ВЫПОЛНИТЕ ЗАДАНИЯ:
1. Перепишите фрагмент воспоминаний об Урусевском от слов "К тому моменту, когда" до слов "были уже потом." включительно, заменив "Сергей Павлович" на "Урусевский".
2. Кого Урусевский во фрагменте воспоминаний называет самым умным человеком из всех встречавшихся ему в кино?
3. Продолжите фрагмент воспоминаний об Урусевском, начав сразу после его последнего предложения.

ФРАГМЕНТ ТЕКСТА:
========================================
— Кстати, у меня же есть шестнадцатимиллиметровый фильм, снятый в мастерской Пикассо, — с удовольствием вспомнил Урусевский, глядя на мою почтительно и изумленно отвисшую челюсть, — хотите, я вам его покажу?..
Оказалось, иногда великий Урусевский снимает «любительское кино». И вот теперь предлагает показать мне — собственно, кому мне? — этот фильм лично у себя дома. Сон. Или бред. Вскоре должно все-таки что-нибудь выясниться…
— Да погоди ты с фильмом, — перебила маэстро жена — Белла Мироновна Фридман, тоже ласковая до вкрадчивости, — попейте сначала чаю. И объясни Сереже, в чем дело…
Сели пить чай.
— Собственно, я позволил себе позвонить вам по рекомендации Михаила Ильича Ромма… — довольно светски продолжил Урусевский, — он, знаете ли, я думаю, самый умный человек из всех встречавшихся мне в кино. А может, даже и вообще в жизни. Правда, про меня он тоже говорит, что я — самый талантливый из всех, кого он знает. Но в это я все-таки не очень верю. Хотя поверить хочется. Но ведь известно, что Ромм дружил с Эйзенштейном, да и сам я знаю несколько имен людей, безусловно чрезвычайно одаренных. Но то, что Ромм — самый умный, это точно. Я к нему всегда обращаюсь, когда мне необходим совет именно умного человека. И он всегда, представьте, дает мне отличные советы…
И действительно, уже позднее мы с Михаилом Ильичом случайно в одном из разговоров затронули эту тему:
— Знаешь, кто самый талантливый из всех, с кем я встречался у нас в кино?
— Барнет… — решился отважно брякнуть я.
— Нет. Не он. Я Барнета довольно хорошо знал. Правда, он был удивительно талантлив. Но самый талантливый — все-таки Урусевский. Он, конечно, не вполне нормальный… Но это таланта еще никогда не отменяло.
К тому моменту, когда мы про это калякали с моим прекрасным мастером, Сергей Павлович уже окончательно ушел в режиссуру, к чему я, не просто любя — боготворя Урусевского, относился, мягко говоря, с крайне противоречивыми чувствами. Его режиссерский дебют «Бег иноходца» по Айтматову вызвал у меня оторопь. Я не мог понять, как же так: ведь это же снимал тот же самый кинематографический гений, несомненный, великий операторский всемирный гений, многократно подтвердивший эту истину? Выходит, и гению не все подвластно?.. Но все эти потуги размышлений были уже потом.
========================================
СТРОКИ ДАННЫХ:
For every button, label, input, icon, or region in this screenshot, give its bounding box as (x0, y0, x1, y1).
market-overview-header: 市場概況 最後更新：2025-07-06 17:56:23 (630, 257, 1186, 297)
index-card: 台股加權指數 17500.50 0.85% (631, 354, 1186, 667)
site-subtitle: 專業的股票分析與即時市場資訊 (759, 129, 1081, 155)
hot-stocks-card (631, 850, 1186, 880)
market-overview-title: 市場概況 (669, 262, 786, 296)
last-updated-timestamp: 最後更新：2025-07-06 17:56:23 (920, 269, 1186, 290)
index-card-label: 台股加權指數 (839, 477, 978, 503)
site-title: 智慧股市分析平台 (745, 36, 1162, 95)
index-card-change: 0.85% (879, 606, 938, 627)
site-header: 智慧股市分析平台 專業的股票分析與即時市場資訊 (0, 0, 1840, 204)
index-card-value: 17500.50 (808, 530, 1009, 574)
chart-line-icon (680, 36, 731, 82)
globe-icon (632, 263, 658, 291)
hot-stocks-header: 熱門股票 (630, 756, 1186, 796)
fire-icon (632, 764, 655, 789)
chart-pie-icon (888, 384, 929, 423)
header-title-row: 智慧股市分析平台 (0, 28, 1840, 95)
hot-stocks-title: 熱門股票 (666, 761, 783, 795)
========================================
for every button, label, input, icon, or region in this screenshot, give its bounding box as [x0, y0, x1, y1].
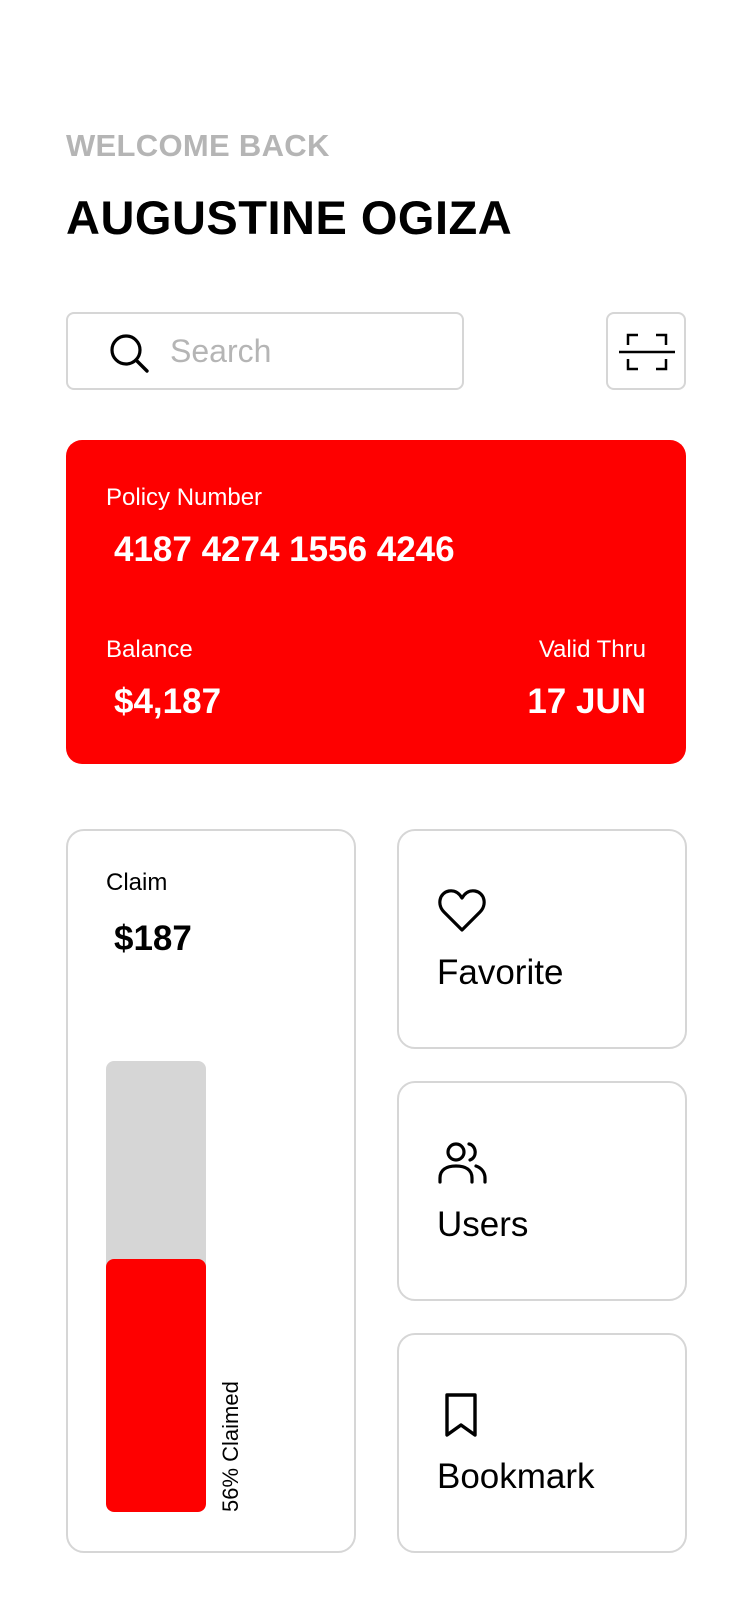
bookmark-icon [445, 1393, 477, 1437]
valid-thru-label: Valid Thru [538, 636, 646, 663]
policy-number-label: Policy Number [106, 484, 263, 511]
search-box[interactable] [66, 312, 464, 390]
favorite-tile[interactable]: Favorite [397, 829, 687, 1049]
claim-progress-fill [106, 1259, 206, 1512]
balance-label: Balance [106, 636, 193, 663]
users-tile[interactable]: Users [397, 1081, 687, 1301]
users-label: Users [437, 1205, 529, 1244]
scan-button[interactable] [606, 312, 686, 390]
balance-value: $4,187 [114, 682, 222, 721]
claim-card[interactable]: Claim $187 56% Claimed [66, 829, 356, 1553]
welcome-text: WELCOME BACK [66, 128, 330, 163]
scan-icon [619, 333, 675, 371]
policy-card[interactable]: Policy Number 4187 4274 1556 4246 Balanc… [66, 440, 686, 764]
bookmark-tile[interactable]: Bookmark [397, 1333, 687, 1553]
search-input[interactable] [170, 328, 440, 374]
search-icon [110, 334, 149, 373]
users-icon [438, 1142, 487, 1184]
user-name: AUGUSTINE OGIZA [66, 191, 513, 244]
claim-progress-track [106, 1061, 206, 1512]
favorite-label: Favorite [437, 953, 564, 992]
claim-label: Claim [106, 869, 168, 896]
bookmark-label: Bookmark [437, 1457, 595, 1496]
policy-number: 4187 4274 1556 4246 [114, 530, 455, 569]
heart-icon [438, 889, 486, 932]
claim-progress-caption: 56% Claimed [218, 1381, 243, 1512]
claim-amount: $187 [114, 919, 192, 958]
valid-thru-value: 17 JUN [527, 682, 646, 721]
========================================
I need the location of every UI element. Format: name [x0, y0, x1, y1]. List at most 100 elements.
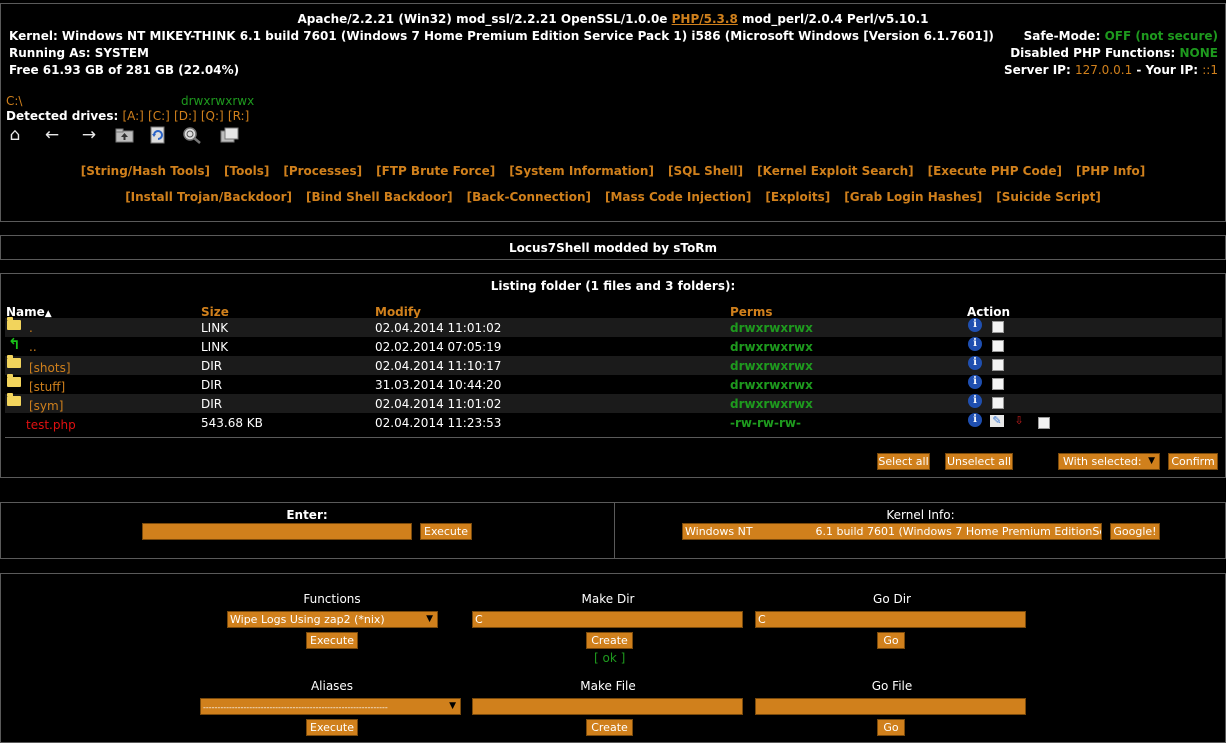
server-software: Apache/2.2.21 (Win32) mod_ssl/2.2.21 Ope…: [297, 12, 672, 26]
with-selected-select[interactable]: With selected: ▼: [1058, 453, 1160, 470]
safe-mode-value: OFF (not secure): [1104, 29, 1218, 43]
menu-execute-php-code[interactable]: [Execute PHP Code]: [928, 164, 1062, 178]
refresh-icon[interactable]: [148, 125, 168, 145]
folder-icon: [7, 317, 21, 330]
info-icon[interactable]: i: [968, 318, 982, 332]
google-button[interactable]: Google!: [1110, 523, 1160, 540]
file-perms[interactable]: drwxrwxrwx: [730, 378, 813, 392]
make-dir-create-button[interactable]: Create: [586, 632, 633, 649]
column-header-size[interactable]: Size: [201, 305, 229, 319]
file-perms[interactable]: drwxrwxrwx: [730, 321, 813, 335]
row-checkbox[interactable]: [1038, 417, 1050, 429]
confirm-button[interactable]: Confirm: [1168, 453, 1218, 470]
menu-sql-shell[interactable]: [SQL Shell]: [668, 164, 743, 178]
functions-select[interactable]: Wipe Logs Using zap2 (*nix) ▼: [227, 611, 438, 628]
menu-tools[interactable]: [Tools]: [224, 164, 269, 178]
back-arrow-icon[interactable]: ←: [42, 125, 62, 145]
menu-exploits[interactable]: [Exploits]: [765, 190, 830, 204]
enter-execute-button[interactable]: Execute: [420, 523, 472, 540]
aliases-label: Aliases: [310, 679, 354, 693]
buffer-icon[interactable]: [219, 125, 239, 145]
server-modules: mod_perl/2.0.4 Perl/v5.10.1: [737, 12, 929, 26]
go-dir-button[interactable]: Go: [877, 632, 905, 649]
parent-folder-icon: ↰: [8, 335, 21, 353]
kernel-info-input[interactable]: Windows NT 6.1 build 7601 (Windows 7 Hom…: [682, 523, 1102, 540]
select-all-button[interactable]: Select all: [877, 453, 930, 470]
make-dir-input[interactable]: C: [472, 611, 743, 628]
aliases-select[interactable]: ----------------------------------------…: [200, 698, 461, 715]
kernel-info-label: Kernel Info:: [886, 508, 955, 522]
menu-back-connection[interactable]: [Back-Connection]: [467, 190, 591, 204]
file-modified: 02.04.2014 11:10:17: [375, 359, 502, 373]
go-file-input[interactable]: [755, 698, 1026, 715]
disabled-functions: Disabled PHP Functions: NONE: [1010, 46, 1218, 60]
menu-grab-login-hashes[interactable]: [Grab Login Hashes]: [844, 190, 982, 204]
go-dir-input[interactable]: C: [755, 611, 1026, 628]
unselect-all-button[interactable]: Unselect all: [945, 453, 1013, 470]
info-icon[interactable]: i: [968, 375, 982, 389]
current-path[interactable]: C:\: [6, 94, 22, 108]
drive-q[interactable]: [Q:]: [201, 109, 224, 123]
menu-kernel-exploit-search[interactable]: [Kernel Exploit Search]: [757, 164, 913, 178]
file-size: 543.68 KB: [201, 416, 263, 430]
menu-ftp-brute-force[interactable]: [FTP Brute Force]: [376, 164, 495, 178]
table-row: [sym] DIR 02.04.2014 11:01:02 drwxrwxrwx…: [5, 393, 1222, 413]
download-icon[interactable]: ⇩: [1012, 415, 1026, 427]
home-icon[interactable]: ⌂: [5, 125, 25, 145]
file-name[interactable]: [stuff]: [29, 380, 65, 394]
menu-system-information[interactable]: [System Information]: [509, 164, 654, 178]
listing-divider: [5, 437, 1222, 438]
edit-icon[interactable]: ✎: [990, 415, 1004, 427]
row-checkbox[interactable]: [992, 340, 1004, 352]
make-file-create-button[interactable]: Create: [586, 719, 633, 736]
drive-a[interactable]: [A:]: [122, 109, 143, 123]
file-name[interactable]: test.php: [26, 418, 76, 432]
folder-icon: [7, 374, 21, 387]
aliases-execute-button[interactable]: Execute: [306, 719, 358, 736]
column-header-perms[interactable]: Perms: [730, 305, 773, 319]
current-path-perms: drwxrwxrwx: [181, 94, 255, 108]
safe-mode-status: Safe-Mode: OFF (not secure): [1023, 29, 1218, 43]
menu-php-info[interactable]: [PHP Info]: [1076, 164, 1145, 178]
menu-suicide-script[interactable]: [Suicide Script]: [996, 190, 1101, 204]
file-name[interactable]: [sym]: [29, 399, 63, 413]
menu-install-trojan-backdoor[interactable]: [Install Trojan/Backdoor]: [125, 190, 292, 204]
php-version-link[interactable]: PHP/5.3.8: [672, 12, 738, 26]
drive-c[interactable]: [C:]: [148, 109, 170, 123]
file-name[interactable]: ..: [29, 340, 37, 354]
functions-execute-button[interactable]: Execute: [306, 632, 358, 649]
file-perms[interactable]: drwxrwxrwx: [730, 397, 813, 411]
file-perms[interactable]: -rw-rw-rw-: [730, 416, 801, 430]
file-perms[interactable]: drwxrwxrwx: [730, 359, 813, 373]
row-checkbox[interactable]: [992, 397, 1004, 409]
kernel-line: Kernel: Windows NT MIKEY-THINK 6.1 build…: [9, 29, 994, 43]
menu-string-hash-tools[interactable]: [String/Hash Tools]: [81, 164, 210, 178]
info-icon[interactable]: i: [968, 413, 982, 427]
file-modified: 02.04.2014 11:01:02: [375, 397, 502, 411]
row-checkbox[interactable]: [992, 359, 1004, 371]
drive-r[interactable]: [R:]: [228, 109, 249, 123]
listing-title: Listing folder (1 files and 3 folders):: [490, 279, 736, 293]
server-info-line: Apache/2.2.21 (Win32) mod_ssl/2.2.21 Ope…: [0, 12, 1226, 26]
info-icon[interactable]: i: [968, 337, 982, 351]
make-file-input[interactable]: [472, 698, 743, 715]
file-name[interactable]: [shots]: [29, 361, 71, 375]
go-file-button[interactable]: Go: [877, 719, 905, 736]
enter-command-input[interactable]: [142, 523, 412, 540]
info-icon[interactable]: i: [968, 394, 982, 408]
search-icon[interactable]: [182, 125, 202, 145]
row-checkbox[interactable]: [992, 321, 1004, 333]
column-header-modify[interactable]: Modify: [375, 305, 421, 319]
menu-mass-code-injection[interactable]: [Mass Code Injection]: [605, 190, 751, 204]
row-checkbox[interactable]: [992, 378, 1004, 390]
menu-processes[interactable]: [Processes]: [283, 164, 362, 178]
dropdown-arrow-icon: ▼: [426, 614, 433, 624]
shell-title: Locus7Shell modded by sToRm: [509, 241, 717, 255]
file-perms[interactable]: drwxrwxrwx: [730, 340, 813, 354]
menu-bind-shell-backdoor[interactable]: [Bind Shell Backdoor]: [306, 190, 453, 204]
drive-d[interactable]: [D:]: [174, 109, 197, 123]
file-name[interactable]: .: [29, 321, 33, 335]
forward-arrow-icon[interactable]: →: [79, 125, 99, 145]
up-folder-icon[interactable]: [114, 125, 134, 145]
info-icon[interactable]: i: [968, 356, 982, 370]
========================================
ОТВЕТЫ К ЗАДАНИЯМ:
1.
К тому моменту, когда мы про это калякали с моим прекрасным мастером, Урусевский уже окончательно ушел в режиссуру, к чему я, не просто любя — боготворя Урусевского, относился, мягко говоря, с крайне противоречивыми чувствами. Его режиссерский дебют «Бег иноходца» по Айтматову вызвал у меня оторопь. Я не мог понять, как же так: ведь это же снимал тот же самый кинематографический гений, несомненный, великий операторский всемирный гений, многократно подтвердивший эту истину? Выходит, и гению не все подвластно?.. Но все эти потуги размышлений были уже потом.

2. Михаила Ильича Ромма.

3.
— Видите ли, — ласково продолжал Урусевский в тот дивный синий вечер, — недавно я для себя все-таки определил дальнейшую жизнь. Пусть поздно, но ясно, — продолжал, задумчиво жуя сыры, Сергей Павлович. — Во всяком случае, я обозначил для себя тему фильма, который непременно буду снимать как режиссер. Это фильм о Сергее Есенине. Имя самое близкое мне на сегодня в русской культуре. Это то, что я по-настоящему понимаю… Моя*то жизнь в кино в главном уже завершена…
Я поперхнулся. Тогда Сергею Павловичу было немногим за шестьдесят.
— Но этот фильм для меня — самое важное. Других каких*то особых желаний у меня нет, и не думаю, что они вдруг появятся…
Доедая третий сорт сыра и готовясь приступить к четвертому, я с умным видом тонкого и многое, несмотря на юные годы, понимающего человека мучительно пытался определить для себя причину исповеди великого мастера неизвестно перед кем. И по какому бы все это поводу?..
— Именно поэтому я хочу попросить вас написать для меня сценарий фильма о Есенине…
Я чуть не упал со стула. Сыр комом встал в горле. Откуда он знал про мои сценарные упражнения? Эта часть моей жизни была известна только Кате Васильевой да Лене Гуревичу с Экспериментальной студии…
— Я спрашивал о вас у Михаила Ильича, — предупредил мои вопросы Урусевский, — и Ромм мне сказал: «Приглашай, не сомневайся. Он отлично пишет. Он сценарист гораздо лучший, чем режиссер. У него есть оригинальность, точность и энергия замыслов, а довести их до экрана он сам не всегда может…» Это обидно? — спросил меня Урусевский и, не дождавшись ответа, закончил: — А я именно это — доводить до экрана замыслы — и очень даже могу… Любой, самый невыполнимый замысел я могу довести до экрана… Это уж мне поверьте!.. Тут я виртуоз!..
— Это он действительно может! — со знанием дела подтвердила Белла Мироновна.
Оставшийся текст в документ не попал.